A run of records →

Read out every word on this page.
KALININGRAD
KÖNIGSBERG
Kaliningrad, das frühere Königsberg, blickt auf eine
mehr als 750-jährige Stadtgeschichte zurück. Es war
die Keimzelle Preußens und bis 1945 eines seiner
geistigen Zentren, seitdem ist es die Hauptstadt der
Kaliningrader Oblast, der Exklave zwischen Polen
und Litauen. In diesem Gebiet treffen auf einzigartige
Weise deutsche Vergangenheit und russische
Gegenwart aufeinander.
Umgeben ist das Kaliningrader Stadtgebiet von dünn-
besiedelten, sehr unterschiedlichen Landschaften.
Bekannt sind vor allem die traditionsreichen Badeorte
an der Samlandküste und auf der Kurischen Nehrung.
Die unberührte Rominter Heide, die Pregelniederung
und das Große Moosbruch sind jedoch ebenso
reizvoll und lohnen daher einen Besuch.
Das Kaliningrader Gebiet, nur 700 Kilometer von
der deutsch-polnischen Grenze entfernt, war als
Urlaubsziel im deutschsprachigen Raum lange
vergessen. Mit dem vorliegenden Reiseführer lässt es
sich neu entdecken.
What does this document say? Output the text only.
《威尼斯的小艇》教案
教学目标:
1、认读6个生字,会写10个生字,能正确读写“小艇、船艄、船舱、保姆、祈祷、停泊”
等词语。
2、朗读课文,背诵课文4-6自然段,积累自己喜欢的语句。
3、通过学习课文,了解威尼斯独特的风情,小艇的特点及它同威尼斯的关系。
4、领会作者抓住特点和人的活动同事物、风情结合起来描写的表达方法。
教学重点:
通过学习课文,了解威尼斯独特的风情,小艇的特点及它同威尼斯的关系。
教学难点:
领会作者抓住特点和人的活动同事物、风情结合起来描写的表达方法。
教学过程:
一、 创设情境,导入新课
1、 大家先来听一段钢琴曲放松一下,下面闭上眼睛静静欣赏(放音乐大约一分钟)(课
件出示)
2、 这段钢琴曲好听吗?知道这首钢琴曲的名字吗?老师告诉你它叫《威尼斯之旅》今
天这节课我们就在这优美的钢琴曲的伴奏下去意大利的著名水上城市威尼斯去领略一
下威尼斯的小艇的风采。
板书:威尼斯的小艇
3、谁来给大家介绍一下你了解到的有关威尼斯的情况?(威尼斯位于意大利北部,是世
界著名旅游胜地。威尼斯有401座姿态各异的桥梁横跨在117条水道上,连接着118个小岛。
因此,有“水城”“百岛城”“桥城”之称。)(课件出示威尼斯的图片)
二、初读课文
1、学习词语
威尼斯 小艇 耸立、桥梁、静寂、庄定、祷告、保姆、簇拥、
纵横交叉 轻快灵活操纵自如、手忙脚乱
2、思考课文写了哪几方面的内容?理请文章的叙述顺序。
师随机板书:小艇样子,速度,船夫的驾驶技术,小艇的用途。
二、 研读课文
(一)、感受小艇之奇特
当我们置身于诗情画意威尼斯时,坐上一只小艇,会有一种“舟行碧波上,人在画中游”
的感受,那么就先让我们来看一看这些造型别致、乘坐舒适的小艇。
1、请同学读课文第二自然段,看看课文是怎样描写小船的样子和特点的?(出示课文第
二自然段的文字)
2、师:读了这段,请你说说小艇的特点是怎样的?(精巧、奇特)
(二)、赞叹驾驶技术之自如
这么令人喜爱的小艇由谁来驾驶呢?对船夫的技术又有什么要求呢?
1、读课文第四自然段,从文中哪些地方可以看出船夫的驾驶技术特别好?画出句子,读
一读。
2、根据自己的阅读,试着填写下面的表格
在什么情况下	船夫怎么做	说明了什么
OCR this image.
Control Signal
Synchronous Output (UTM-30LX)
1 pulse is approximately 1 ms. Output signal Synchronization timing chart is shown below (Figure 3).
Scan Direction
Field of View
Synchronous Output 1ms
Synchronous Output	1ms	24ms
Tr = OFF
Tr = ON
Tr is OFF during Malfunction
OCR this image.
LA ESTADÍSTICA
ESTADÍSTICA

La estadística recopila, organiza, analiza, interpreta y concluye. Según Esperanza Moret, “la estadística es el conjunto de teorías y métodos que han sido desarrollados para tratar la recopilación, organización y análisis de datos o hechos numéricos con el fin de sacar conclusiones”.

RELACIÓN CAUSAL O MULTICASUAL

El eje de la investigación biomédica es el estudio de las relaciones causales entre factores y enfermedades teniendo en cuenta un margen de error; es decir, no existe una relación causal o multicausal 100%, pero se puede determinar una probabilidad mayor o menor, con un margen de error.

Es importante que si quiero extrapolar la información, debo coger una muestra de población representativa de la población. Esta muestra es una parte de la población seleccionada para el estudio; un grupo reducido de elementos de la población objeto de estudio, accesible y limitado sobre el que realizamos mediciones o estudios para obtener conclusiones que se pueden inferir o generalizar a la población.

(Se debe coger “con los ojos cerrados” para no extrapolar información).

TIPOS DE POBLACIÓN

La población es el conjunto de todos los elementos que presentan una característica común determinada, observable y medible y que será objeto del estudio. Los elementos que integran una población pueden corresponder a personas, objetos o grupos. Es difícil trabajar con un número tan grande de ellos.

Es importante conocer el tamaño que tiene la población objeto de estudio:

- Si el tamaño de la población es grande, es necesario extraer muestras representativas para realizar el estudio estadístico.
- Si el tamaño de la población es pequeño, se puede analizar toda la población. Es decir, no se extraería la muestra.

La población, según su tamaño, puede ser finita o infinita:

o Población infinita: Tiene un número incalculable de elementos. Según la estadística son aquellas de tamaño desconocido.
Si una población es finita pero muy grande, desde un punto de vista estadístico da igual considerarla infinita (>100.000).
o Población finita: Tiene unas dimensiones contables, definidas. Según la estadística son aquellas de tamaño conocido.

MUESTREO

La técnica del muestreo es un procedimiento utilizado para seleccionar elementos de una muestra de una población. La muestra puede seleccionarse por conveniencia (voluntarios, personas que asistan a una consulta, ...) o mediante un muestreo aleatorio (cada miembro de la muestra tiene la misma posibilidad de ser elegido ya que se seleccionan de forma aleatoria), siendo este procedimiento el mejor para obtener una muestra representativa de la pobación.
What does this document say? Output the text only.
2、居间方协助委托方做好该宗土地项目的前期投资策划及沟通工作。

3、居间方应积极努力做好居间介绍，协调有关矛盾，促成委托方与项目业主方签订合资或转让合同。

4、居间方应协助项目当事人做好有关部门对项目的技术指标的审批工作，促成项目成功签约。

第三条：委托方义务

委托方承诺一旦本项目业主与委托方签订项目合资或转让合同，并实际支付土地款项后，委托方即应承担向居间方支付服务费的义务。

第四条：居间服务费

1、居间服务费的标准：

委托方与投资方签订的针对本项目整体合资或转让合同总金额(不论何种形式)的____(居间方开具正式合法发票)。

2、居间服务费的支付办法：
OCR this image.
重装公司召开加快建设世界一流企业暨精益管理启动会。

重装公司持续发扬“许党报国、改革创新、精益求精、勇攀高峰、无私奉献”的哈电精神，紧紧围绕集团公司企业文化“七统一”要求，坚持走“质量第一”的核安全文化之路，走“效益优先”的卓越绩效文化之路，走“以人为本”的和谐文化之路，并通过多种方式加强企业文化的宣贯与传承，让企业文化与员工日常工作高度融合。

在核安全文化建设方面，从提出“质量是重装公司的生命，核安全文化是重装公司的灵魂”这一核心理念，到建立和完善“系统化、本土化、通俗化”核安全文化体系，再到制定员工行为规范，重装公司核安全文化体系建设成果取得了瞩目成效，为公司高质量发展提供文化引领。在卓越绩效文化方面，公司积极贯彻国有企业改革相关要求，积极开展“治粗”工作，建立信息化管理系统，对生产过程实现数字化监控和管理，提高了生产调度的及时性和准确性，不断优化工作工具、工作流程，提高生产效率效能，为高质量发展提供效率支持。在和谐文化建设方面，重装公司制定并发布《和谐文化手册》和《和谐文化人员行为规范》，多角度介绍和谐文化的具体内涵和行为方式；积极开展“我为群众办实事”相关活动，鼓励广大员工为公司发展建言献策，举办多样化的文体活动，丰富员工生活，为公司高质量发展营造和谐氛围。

Work to complete → Write only the number of lines in the records that include the word "通过学习课文".

Exercise result → 2